# Task
Look through the lines below and extract each one that contains "ylabel".

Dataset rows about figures
........
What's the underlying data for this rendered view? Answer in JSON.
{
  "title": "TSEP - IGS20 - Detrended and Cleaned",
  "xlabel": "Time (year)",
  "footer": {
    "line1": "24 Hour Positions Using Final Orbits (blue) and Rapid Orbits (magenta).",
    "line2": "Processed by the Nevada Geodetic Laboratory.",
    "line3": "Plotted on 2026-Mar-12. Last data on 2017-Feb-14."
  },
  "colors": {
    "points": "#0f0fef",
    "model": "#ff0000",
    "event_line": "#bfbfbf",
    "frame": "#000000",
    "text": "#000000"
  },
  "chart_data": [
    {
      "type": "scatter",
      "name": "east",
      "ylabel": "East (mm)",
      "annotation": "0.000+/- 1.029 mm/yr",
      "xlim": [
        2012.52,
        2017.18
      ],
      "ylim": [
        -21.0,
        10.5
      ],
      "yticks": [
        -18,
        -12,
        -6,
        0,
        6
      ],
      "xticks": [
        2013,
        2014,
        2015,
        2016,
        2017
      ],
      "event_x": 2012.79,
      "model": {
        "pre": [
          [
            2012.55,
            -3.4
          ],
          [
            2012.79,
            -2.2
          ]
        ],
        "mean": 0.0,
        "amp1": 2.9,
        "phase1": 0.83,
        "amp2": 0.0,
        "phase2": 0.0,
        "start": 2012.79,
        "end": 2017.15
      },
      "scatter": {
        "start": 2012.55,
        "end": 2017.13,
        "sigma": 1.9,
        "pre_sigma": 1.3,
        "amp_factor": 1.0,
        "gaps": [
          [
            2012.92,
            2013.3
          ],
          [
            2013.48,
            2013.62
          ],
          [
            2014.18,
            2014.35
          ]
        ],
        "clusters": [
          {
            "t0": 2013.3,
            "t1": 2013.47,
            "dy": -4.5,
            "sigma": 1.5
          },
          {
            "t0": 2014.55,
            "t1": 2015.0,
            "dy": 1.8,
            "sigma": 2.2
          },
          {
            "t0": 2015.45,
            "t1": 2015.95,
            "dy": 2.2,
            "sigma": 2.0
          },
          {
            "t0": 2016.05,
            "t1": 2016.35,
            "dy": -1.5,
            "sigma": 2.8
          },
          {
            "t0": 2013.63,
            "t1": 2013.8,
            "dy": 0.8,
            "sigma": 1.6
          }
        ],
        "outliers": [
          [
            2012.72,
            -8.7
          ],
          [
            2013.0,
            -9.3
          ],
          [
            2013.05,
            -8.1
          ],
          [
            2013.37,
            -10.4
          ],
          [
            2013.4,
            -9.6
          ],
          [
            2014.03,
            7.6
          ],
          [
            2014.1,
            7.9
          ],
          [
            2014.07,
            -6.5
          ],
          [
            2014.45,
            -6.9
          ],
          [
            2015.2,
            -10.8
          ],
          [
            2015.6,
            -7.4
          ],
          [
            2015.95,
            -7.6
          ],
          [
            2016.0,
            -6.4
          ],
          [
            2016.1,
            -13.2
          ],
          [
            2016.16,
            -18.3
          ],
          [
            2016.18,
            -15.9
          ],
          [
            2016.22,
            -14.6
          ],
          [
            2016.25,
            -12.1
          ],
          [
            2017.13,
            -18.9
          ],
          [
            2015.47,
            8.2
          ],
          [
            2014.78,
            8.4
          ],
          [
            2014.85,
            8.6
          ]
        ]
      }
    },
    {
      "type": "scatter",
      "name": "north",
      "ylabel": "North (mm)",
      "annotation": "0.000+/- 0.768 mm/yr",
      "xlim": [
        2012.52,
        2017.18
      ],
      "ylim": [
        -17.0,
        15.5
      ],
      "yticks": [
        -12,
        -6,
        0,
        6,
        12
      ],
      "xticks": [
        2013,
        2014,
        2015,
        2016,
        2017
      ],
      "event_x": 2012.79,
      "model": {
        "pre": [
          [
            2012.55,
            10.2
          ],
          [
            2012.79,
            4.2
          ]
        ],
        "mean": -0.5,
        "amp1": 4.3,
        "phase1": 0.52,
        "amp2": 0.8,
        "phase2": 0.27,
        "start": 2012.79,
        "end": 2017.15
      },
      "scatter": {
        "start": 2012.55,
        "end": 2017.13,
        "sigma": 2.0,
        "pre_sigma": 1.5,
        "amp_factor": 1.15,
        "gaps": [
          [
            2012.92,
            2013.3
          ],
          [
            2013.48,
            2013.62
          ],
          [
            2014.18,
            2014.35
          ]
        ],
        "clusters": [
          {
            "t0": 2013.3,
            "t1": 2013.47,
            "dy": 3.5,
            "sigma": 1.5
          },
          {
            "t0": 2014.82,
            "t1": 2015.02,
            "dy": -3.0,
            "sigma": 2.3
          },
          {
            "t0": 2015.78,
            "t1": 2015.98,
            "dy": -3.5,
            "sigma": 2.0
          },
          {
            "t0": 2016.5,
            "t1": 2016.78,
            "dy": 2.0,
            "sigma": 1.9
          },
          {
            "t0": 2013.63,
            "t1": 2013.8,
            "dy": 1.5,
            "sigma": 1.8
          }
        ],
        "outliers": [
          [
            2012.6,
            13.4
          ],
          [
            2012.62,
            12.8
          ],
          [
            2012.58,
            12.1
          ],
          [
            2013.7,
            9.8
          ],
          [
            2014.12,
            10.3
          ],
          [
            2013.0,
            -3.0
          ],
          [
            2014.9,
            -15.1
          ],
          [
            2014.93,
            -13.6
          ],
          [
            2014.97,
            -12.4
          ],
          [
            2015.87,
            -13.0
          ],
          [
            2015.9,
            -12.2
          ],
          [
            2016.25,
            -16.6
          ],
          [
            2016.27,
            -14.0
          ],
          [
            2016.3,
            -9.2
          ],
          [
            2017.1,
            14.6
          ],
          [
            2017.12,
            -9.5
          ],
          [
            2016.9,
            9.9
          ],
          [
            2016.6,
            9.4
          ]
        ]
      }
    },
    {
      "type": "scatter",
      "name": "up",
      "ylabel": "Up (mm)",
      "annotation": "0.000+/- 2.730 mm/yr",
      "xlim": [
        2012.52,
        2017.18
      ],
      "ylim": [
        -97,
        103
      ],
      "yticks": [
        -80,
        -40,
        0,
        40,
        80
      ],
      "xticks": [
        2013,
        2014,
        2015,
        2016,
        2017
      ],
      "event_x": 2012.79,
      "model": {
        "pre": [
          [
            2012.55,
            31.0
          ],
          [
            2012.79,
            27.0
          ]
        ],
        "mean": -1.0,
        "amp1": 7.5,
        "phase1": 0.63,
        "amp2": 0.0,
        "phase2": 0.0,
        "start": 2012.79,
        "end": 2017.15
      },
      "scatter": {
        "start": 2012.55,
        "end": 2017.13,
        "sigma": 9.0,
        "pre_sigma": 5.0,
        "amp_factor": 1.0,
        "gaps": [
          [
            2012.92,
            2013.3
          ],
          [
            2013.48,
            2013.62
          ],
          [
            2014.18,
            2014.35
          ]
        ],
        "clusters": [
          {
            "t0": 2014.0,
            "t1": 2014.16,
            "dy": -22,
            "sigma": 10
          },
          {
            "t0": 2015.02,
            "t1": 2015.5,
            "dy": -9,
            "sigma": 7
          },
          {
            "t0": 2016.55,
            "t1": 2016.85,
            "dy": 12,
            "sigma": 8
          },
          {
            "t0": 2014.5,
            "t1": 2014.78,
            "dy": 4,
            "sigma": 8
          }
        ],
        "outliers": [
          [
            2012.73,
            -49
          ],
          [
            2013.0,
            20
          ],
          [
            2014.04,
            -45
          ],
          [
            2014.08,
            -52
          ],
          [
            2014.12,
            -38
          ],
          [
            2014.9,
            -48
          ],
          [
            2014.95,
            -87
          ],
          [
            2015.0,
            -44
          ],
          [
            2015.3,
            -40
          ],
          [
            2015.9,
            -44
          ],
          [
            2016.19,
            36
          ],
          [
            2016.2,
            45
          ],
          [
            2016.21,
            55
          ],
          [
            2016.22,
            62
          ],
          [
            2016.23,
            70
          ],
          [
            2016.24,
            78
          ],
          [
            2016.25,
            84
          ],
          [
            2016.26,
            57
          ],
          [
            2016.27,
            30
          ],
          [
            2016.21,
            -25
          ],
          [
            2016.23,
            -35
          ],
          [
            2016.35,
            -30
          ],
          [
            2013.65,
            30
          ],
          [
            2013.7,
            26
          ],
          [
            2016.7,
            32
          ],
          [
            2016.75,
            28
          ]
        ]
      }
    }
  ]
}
........
# Exercise response
      "ylabel": "East (mm)",
      "ylabel": "North (mm)",
      "ylabel": "Up (mm)",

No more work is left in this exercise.